> **Data for processing**
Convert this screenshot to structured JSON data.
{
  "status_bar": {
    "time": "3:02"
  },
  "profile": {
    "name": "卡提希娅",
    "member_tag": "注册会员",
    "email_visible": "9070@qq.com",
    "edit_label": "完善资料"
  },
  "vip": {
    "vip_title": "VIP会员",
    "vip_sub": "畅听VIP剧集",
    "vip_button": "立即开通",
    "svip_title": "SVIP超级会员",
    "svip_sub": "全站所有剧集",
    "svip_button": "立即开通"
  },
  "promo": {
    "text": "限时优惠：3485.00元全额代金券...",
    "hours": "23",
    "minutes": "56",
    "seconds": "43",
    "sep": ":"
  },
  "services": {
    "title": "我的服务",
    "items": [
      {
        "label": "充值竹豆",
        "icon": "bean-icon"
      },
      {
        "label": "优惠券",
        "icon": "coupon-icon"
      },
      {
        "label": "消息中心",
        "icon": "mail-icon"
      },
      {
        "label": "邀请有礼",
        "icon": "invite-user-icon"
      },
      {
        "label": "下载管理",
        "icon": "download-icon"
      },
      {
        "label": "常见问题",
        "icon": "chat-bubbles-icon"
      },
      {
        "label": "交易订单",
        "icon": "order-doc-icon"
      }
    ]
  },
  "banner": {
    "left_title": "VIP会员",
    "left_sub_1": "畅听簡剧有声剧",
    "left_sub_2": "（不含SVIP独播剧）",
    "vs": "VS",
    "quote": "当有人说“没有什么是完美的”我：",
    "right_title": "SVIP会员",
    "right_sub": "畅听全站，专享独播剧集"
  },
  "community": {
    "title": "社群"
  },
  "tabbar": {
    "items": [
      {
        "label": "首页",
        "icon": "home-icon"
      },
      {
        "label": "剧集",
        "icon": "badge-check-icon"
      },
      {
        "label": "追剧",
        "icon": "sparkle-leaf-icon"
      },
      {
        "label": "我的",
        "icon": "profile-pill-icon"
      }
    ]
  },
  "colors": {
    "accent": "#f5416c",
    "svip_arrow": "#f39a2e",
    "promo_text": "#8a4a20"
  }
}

> **Aim of the exercise**
Exactly reproduce every record.

> **Exercise output**
Convert this screenshot to structured JSON data.
{
  "status_bar": {
    "time": "3:02"
  },
  "profile": {
    "name": "卡提希娅",
    "member_tag": "注册会员",
    "email_visible": "9070@qq.com",
    "edit_label": "完善资料"
  },
  "vip": {
    "vip_title": "VIP会员",
    "vip_sub": "畅听VIP剧集",
    "vip_button": "立即开通",
    "svip_title": "SVIP超级会员",
    "svip_sub": "全站所有剧集",
    "svip_button": "立即开通"
  },
  "promo": {
    "text": "限时优惠：3485.00元全额代金券...",
    "hours": "23",
    "minutes": "56",
    "seconds": "43",
    "sep": ":"
  },
  "services": {
    "title": "我的服务",
    "items": [
      {
        "label": "充值竹豆",
        "icon": "bean-icon"
      },
      {
        "label": "优惠券",
        "icon": "coupon-icon"
      },
      {
        "label": "消息中心",
        "icon": "mail-icon"
      },
      {
        "label": "邀请有礼",
        "icon": "invite-user-icon"
      },
      {
        "label": "下载管理",
        "icon": "download-icon"
      },
      {
        "label": "常见问题",
        "icon": "chat-bubbles-icon"
      },
      {
        "label": "交易订单",
        "icon": "order-doc-icon"
      }
    ]
  },
  "banner": {
    "left_title": "VIP会员",
    "left_sub_1": "畅听簡剧有声剧",
    "left_sub_2": "（不含SVIP独播剧）",
    "vs": "VS",
    "quote": "当有人说“没有什么是完美的”我：",
    "right_title": "SVIP会员",
    "right_sub": "畅听全站，专享独播剧集"
  },
  "community": {
    "title": "社群"
  },
  "tabbar": {
    "items": [
      {
        "label": "首页",
        "icon": "home-icon"
      },
      {
        "label": "剧集",
        "icon": "badge-check-icon"
      },
      {
        "label": "追剧",
        "icon": "sparkle-leaf-icon"
      },
      {
        "label": "我的",
        "icon": "profile-pill-icon"
      }
    ]
  },
  "colors": {
    "accent": "#f5416c",
    "svip_arrow": "#f39a2e",
    "promo_text": "#8a4a20"
  }
}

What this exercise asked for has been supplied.